→ **Listed records**
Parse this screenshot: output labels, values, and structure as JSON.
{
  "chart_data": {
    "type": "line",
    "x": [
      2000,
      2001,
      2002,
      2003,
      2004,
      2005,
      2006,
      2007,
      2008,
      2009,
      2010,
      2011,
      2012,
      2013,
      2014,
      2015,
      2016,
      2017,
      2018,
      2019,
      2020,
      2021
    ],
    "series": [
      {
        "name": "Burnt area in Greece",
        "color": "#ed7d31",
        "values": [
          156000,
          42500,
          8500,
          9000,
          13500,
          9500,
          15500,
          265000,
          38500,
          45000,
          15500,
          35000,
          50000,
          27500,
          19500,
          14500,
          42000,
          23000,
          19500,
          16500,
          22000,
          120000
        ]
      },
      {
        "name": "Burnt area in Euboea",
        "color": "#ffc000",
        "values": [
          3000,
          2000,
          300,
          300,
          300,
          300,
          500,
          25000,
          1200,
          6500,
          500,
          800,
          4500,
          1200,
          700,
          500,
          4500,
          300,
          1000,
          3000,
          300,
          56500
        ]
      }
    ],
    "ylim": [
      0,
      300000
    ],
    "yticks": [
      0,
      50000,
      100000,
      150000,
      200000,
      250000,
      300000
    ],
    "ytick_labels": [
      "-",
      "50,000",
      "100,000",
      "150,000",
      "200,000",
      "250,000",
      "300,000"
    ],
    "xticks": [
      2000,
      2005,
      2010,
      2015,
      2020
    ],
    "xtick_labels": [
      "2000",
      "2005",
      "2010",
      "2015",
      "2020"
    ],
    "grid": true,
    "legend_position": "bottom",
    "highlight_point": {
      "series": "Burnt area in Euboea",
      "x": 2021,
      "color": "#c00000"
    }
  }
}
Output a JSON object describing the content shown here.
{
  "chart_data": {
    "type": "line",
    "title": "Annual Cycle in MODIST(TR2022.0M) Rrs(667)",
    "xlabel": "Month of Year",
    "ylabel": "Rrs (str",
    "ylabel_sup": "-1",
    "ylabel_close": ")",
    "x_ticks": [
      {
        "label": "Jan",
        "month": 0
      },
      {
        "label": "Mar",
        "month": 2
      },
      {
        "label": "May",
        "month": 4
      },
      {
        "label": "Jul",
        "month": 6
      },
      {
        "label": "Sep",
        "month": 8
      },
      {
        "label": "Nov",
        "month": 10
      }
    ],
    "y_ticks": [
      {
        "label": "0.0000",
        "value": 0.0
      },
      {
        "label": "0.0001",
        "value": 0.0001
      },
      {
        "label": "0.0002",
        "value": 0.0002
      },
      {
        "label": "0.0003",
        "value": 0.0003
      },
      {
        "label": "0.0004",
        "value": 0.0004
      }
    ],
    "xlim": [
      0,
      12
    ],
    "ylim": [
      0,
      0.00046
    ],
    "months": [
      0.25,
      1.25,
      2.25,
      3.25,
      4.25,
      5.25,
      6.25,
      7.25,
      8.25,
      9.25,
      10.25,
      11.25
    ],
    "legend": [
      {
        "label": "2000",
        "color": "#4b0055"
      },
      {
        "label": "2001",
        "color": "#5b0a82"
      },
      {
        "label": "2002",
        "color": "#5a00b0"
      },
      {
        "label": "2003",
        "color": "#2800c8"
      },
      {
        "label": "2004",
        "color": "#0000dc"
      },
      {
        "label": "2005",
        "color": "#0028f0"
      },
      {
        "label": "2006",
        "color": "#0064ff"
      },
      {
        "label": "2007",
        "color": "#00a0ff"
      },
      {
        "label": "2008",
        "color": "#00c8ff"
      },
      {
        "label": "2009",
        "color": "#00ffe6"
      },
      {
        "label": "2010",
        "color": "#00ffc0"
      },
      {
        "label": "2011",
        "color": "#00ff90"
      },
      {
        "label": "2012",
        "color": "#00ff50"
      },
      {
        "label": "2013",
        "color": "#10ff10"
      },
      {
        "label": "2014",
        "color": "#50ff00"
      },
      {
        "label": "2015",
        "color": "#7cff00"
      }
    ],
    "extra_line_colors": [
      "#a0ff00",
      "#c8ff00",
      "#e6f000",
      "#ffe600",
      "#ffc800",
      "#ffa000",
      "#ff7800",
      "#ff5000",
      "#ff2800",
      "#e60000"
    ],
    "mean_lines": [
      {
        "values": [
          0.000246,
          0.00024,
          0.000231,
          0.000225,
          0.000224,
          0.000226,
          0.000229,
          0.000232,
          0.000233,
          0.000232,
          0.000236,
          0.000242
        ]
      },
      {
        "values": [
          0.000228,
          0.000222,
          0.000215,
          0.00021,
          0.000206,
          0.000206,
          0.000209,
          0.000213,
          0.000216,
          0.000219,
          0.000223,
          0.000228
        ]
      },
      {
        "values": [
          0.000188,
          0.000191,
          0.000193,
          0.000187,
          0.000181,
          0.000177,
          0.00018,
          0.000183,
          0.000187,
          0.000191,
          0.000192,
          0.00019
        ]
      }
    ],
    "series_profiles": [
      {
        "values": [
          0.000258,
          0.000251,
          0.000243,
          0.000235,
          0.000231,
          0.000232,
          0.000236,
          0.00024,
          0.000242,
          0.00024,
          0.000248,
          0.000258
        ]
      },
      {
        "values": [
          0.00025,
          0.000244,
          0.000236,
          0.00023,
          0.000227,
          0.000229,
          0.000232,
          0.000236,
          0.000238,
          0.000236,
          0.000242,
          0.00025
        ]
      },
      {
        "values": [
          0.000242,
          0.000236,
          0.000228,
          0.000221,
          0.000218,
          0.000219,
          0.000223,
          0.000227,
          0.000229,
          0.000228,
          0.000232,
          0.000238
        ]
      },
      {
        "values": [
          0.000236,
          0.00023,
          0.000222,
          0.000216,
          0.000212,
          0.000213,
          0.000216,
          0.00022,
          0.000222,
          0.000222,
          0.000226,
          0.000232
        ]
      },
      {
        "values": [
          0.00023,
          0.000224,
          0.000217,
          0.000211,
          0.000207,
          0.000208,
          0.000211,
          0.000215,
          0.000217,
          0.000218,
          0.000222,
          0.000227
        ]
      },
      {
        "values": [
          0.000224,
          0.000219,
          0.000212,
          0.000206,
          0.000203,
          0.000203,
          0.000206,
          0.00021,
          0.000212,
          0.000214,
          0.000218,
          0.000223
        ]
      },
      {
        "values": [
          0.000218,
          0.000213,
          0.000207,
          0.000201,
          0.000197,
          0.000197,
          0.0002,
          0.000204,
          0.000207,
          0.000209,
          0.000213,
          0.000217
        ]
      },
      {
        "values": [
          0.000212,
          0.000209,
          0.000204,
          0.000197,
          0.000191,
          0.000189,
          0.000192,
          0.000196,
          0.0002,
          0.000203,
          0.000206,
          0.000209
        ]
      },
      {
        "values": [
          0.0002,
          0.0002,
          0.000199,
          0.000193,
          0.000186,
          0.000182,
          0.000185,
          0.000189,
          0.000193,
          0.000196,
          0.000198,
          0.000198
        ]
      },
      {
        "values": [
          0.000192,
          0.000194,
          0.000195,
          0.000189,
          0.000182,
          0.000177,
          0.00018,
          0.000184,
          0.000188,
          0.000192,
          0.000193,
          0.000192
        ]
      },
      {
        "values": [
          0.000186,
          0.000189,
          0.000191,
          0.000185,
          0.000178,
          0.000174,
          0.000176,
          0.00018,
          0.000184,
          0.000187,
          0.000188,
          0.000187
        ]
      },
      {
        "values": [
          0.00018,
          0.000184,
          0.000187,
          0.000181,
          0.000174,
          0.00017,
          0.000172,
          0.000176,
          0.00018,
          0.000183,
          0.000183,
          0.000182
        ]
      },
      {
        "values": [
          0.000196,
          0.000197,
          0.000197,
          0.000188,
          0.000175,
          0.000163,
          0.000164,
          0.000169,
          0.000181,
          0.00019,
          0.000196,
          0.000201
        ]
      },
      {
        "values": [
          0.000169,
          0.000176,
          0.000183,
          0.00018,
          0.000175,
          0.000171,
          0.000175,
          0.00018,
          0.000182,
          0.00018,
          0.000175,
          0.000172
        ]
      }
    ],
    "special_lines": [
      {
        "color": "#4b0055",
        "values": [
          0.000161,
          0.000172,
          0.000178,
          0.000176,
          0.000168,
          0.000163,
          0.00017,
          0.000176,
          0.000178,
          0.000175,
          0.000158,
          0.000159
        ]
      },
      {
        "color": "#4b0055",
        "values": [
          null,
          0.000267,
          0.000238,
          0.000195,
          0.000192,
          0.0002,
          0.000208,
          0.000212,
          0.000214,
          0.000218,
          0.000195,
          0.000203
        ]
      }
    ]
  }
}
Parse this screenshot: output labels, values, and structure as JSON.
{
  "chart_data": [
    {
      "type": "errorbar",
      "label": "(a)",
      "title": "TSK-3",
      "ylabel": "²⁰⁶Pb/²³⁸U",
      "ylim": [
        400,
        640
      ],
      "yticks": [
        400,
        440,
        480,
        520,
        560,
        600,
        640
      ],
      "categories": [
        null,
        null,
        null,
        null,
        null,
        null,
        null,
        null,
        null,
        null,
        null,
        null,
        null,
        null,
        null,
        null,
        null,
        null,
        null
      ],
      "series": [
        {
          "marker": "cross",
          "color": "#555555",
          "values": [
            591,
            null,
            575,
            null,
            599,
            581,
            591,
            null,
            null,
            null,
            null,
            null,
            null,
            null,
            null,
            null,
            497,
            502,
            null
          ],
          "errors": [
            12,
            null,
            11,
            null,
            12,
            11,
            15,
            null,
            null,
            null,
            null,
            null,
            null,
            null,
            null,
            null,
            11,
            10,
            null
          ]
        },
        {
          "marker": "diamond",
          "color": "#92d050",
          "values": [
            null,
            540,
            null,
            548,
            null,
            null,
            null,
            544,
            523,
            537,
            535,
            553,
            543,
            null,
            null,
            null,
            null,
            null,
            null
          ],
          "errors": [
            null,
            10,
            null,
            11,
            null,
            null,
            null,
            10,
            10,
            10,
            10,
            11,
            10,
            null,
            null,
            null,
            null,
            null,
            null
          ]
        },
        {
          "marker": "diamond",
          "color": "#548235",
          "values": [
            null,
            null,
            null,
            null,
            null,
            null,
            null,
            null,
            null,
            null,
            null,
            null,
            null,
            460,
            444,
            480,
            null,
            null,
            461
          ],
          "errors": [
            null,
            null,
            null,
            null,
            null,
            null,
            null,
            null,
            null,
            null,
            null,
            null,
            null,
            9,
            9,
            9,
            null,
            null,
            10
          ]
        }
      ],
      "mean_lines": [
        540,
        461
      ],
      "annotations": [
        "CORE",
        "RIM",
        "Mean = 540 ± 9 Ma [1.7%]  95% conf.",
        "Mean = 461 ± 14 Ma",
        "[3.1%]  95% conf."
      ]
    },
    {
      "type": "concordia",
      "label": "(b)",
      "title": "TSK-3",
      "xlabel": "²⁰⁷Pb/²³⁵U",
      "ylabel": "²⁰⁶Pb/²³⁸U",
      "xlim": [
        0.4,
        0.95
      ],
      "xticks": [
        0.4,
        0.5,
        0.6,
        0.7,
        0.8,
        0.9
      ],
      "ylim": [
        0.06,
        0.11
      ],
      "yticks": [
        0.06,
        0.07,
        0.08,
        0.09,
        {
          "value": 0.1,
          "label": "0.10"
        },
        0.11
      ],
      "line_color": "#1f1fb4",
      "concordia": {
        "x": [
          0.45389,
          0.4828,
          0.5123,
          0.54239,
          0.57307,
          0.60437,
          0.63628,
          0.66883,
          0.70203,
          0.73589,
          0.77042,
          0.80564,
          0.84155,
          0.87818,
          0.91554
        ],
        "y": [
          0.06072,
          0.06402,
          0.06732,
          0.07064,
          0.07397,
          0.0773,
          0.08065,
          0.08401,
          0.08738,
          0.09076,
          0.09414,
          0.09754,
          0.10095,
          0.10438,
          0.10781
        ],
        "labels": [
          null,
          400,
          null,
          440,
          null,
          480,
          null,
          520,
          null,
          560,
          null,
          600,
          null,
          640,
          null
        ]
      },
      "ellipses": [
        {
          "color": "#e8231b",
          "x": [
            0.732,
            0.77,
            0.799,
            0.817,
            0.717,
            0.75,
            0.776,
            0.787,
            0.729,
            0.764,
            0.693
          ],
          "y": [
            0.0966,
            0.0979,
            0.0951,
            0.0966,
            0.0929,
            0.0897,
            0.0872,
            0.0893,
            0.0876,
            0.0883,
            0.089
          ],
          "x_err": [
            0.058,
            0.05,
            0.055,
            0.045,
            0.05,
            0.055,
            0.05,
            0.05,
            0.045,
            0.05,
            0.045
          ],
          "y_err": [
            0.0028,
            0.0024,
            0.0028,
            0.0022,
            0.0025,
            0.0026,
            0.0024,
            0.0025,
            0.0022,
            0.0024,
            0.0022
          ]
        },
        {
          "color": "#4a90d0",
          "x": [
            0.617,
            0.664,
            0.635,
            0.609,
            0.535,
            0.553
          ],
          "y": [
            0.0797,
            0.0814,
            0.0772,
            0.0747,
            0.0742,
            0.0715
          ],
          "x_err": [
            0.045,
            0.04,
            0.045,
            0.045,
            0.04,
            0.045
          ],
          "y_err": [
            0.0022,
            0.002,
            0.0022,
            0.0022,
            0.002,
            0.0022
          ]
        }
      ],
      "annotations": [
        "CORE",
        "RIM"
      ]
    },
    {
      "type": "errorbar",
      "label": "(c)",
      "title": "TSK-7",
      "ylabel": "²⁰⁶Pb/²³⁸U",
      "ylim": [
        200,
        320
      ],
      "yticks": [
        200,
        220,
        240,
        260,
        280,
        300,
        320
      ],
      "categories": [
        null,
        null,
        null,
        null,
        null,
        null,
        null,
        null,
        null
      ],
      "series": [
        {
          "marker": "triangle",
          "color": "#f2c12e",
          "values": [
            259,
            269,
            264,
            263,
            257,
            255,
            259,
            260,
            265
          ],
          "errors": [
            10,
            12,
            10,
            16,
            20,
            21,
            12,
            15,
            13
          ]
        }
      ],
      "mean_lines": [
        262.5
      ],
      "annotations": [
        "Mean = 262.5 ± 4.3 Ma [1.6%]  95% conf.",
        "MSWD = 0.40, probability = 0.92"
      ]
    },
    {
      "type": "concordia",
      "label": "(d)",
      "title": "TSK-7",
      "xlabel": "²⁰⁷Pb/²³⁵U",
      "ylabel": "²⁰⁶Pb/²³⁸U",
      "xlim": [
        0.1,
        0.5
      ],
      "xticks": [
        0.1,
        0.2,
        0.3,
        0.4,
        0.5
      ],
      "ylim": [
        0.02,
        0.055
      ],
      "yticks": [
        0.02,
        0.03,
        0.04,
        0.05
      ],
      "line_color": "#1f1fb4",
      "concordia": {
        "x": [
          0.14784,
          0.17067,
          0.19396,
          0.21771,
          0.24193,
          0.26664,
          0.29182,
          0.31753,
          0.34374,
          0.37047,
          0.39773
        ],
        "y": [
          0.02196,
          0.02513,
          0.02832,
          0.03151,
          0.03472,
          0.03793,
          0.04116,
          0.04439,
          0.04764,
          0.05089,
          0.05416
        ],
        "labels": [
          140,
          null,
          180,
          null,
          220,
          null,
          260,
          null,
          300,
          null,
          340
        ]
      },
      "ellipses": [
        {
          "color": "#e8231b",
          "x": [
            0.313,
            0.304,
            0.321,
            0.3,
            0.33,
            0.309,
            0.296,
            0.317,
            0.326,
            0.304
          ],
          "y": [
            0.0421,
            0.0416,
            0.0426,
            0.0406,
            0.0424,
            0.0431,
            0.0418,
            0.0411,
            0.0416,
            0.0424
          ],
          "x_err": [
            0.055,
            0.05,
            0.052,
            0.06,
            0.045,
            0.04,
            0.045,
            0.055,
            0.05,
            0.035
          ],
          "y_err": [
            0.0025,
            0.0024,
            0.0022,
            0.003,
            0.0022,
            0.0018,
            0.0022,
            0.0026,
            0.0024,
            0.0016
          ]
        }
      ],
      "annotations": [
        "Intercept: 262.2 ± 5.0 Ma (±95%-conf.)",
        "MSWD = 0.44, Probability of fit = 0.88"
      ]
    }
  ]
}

→ **The exercise**
Copy out each line in the listing that has the word "Euboea".

→ **Result for this exercise**
        "name": "Burnt area in Euboea",
      "series": "Burnt area in Euboea",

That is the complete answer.